= Provided records =
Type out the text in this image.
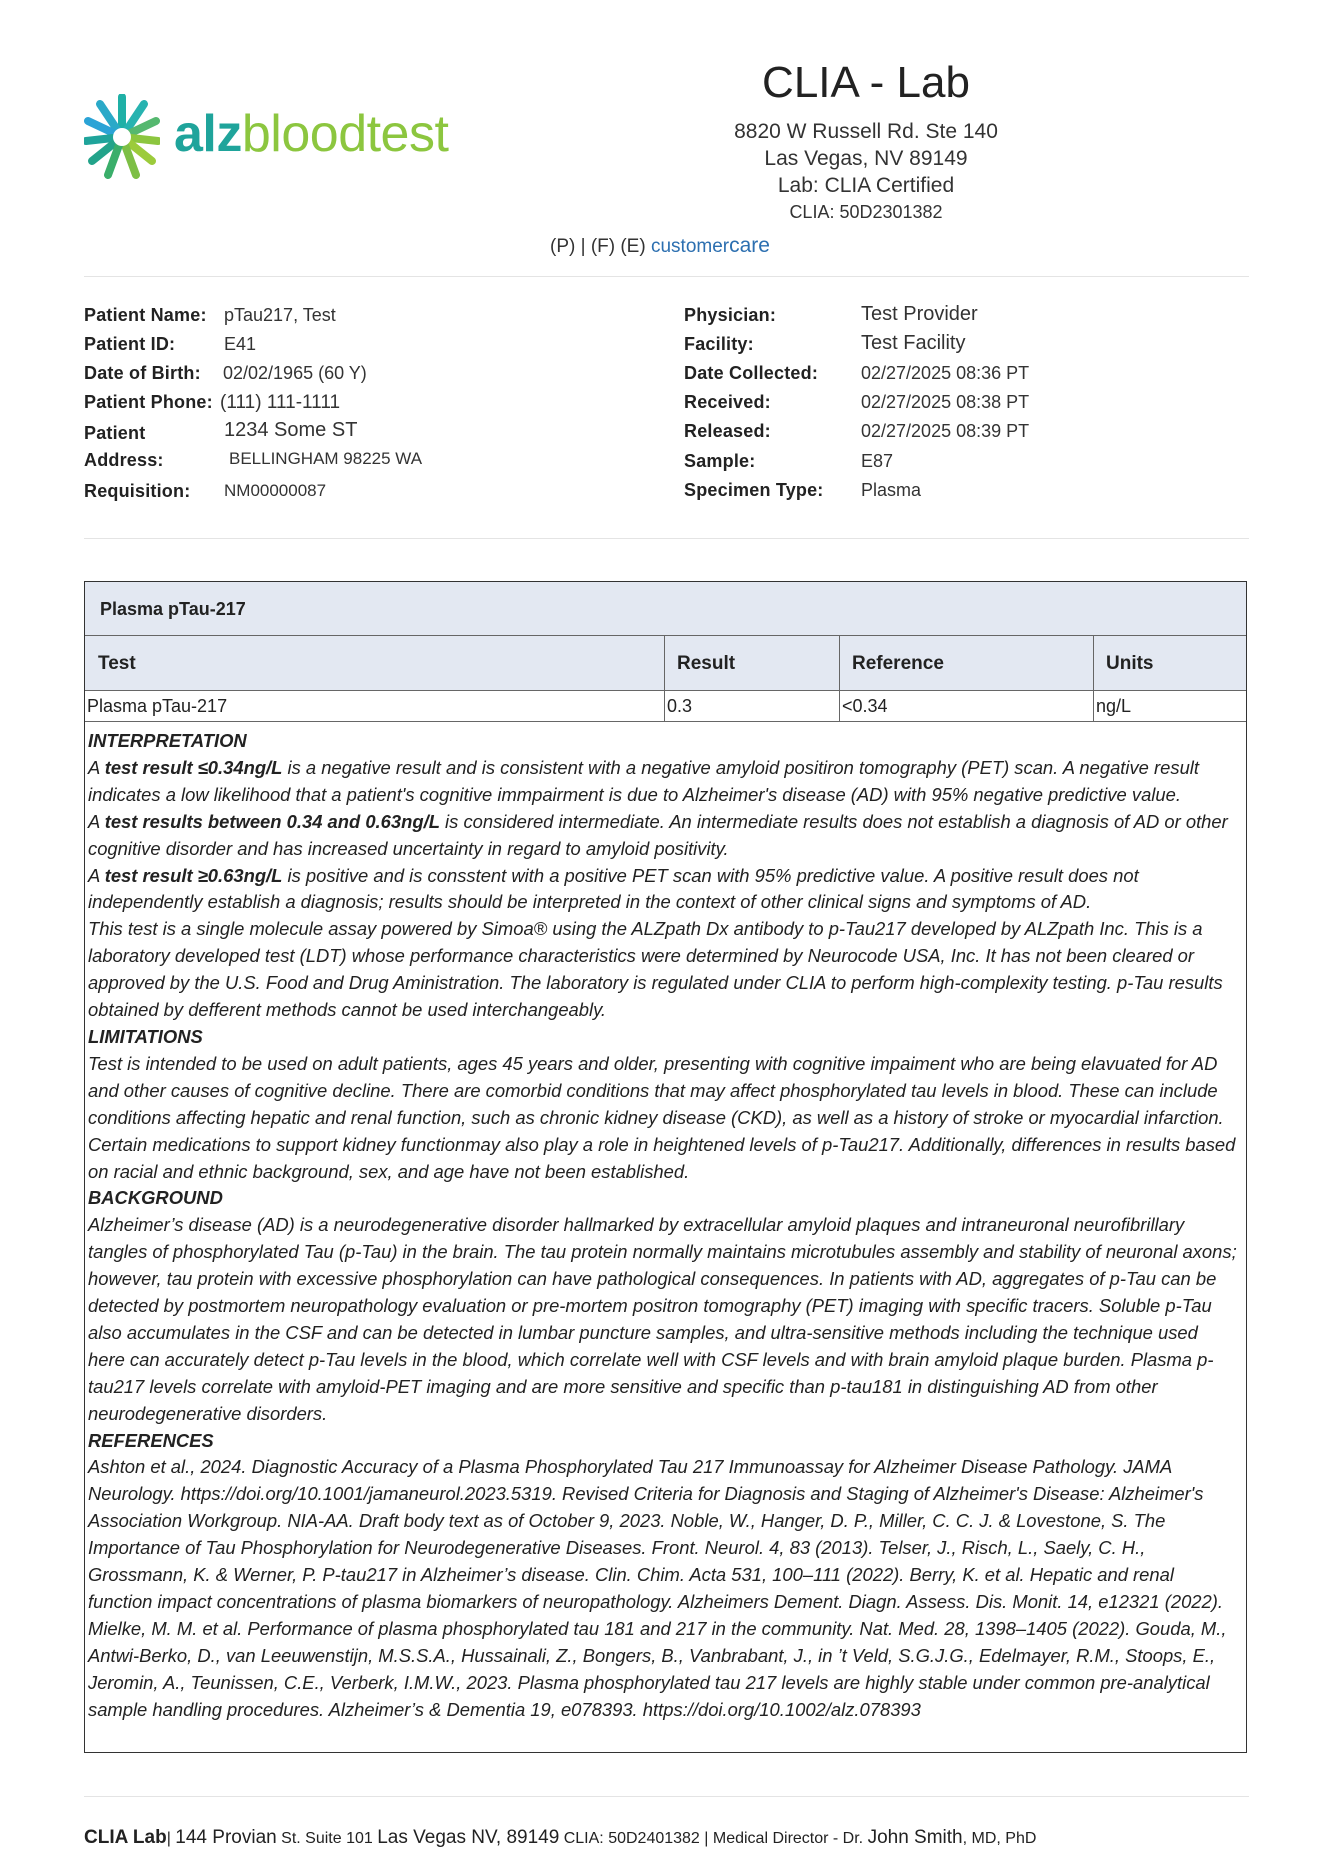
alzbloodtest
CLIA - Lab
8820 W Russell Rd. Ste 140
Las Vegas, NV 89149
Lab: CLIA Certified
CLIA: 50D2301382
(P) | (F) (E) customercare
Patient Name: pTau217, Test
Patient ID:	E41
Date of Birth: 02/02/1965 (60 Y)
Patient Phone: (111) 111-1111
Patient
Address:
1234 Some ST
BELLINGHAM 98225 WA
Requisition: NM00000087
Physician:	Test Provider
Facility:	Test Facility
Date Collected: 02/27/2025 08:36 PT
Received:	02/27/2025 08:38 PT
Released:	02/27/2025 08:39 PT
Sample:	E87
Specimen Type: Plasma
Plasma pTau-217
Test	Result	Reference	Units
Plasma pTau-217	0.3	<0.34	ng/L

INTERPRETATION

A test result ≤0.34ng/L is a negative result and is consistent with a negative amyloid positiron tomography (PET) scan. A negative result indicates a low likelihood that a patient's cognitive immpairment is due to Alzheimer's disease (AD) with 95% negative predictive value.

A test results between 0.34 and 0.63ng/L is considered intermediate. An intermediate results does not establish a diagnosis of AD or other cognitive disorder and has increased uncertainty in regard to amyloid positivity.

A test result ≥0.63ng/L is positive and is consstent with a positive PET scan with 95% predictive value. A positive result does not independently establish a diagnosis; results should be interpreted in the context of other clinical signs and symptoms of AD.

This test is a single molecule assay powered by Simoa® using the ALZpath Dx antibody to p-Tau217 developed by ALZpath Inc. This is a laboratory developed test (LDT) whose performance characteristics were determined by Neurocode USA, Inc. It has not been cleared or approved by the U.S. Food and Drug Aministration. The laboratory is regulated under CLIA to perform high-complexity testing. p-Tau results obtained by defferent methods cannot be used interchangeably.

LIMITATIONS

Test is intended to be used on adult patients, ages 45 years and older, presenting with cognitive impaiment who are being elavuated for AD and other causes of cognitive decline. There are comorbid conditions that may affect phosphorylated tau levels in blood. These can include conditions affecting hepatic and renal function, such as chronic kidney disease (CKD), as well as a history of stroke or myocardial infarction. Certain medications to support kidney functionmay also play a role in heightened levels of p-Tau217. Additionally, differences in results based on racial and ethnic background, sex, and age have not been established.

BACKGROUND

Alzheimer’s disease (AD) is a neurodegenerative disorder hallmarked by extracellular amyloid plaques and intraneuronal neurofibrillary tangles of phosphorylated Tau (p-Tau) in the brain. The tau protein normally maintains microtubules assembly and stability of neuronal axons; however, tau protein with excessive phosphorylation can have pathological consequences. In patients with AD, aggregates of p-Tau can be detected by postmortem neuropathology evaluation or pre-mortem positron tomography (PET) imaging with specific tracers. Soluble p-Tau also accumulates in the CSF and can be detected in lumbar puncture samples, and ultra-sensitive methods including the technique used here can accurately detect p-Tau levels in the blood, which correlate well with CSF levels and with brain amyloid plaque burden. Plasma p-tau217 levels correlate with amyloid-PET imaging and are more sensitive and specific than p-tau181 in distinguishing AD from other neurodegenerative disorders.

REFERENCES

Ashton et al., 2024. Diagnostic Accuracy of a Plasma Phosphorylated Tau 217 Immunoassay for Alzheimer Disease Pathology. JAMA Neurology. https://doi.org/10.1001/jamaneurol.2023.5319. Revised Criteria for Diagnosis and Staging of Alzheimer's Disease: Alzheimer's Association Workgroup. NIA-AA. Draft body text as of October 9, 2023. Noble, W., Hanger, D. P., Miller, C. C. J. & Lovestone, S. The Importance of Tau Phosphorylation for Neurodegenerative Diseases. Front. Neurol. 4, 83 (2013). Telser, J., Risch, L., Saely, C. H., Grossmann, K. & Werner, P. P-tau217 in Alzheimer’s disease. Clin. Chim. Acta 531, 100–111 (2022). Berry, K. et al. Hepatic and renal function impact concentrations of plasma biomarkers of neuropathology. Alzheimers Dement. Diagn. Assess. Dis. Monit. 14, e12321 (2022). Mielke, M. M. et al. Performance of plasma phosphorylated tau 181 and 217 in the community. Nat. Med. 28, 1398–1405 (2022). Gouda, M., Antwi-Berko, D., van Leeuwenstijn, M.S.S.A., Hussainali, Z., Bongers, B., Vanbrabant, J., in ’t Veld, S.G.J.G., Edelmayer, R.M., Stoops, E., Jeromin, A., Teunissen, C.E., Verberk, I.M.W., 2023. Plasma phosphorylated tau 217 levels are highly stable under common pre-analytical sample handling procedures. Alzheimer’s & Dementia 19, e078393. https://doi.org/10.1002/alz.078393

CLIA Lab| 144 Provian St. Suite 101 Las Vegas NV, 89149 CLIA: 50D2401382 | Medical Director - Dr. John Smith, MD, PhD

= What the task asks =
Since the pictures are not wanted, write out the rest of the data exactly as it reads.

= Solution to the problem =
Type out the text in this image.
alzbloodtest
CLIA - Lab
8820 W Russell Rd. Ste 140
Las Vegas, NV 89149
Lab: CLIA Certified
CLIA: 50D2301382
(P) | (F) (E) customercare
Patient Name: pTau217, Test
Patient ID:	E41
Date of Birth: 02/02/1965 (60 Y)
Patient Phone: (111) 111-1111
Patient
Address:
1234 Some ST
BELLINGHAM 98225 WA
Requisition: NM00000087
Physician:	Test Provider
Facility:	Test Facility
Date Collected: 02/27/2025 08:36 PT
Received:	02/27/2025 08:38 PT
Released:	02/27/2025 08:39 PT
Sample:	E87
Specimen Type: Plasma
Plasma pTau-217
Test	Result	Reference	Units
Plasma pTau-217	0.3	<0.34	ng/L

INTERPRETATION

A test result ≤0.34ng/L is a negative result and is consistent with a negative amyloid positiron tomography (PET) scan. A negative result indicates a low likelihood that a patient's cognitive immpairment is due to Alzheimer's disease (AD) with 95% negative predictive value.

A test results between 0.34 and 0.63ng/L is considered intermediate. An intermediate results does not establish a diagnosis of AD or other cognitive disorder and has increased uncertainty in regard to amyloid positivity.

A test result ≥0.63ng/L is positive and is consstent with a positive PET scan with 95% predictive value. A positive result does not independently establish a diagnosis; results should be interpreted in the context of other clinical signs and symptoms of AD.

This test is a single molecule assay powered by Simoa® using the ALZpath Dx antibody to p-Tau217 developed by ALZpath Inc. This is a laboratory developed test (LDT) whose performance characteristics were determined by Neurocode USA, Inc. It has not been cleared or approved by the U.S. Food and Drug Aministration. The laboratory is regulated under CLIA to perform high-complexity testing. p-Tau results obtained by defferent methods cannot be used interchangeably.

LIMITATIONS

Test is intended to be used on adult patients, ages 45 years and older, presenting with cognitive impaiment who are being elavuated for AD and other causes of cognitive decline. There are comorbid conditions that may affect phosphorylated tau levels in blood. These can include conditions affecting hepatic and renal function, such as chronic kidney disease (CKD), as well as a history of stroke or myocardial infarction. Certain medications to support kidney functionmay also play a role in heightened levels of p-Tau217. Additionally, differences in results based on racial and ethnic background, sex, and age have not been established.

BACKGROUND

Alzheimer’s disease (AD) is a neurodegenerative disorder hallmarked by extracellular amyloid plaques and intraneuronal neurofibrillary tangles of phosphorylated Tau (p-Tau) in the brain. The tau protein normally maintains microtubules assembly and stability of neuronal axons; however, tau protein with excessive phosphorylation can have pathological consequences. In patients with AD, aggregates of p-Tau can be detected by postmortem neuropathology evaluation or pre-mortem positron tomography (PET) imaging with specific tracers. Soluble p-Tau also accumulates in the CSF and can be detected in lumbar puncture samples, and ultra-sensitive methods including the technique used here can accurately detect p-Tau levels in the blood, which correlate well with CSF levels and with brain amyloid plaque burden. Plasma p-tau217 levels correlate with amyloid-PET imaging and are more sensitive and specific than p-tau181 in distinguishing AD from other neurodegenerative disorders.

REFERENCES

Ashton et al., 2024. Diagnostic Accuracy of a Plasma Phosphorylated Tau 217 Immunoassay for Alzheimer Disease Pathology. JAMA Neurology. https://doi.org/10.1001/jamaneurol.2023.5319. Revised Criteria for Diagnosis and Staging of Alzheimer's Disease: Alzheimer's Association Workgroup. NIA-AA. Draft body text as of October 9, 2023. Noble, W., Hanger, D. P., Miller, C. C. J. & Lovestone, S. The Importance of Tau Phosphorylation for Neurodegenerative Diseases. Front. Neurol. 4, 83 (2013). Telser, J., Risch, L., Saely, C. H., Grossmann, K. & Werner, P. P-tau217 in Alzheimer’s disease. Clin. Chim. Acta 531, 100–111 (2022). Berry, K. et al. Hepatic and renal function impact concentrations of plasma biomarkers of neuropathology. Alzheimers Dement. Diagn. Assess. Dis. Monit. 14, e12321 (2022). Mielke, M. M. et al. Performance of plasma phosphorylated tau 181 and 217 in the community. Nat. Med. 28, 1398–1405 (2022). Gouda, M., Antwi-Berko, D., van Leeuwenstijn, M.S.S.A., Hussainali, Z., Bongers, B., Vanbrabant, J., in ’t Veld, S.G.J.G., Edelmayer, R.M., Stoops, E., Jeromin, A., Teunissen, C.E., Verberk, I.M.W., 2023. Plasma phosphorylated tau 217 levels are highly stable under common pre-analytical sample handling procedures. Alzheimer’s & Dementia 19, e078393. https://doi.org/10.1002/alz.078393

CLIA Lab| 144 Provian St. Suite 101 Las Vegas NV, 89149 CLIA: 50D2401382 | Medical Director - Dr. John Smith, MD, PhD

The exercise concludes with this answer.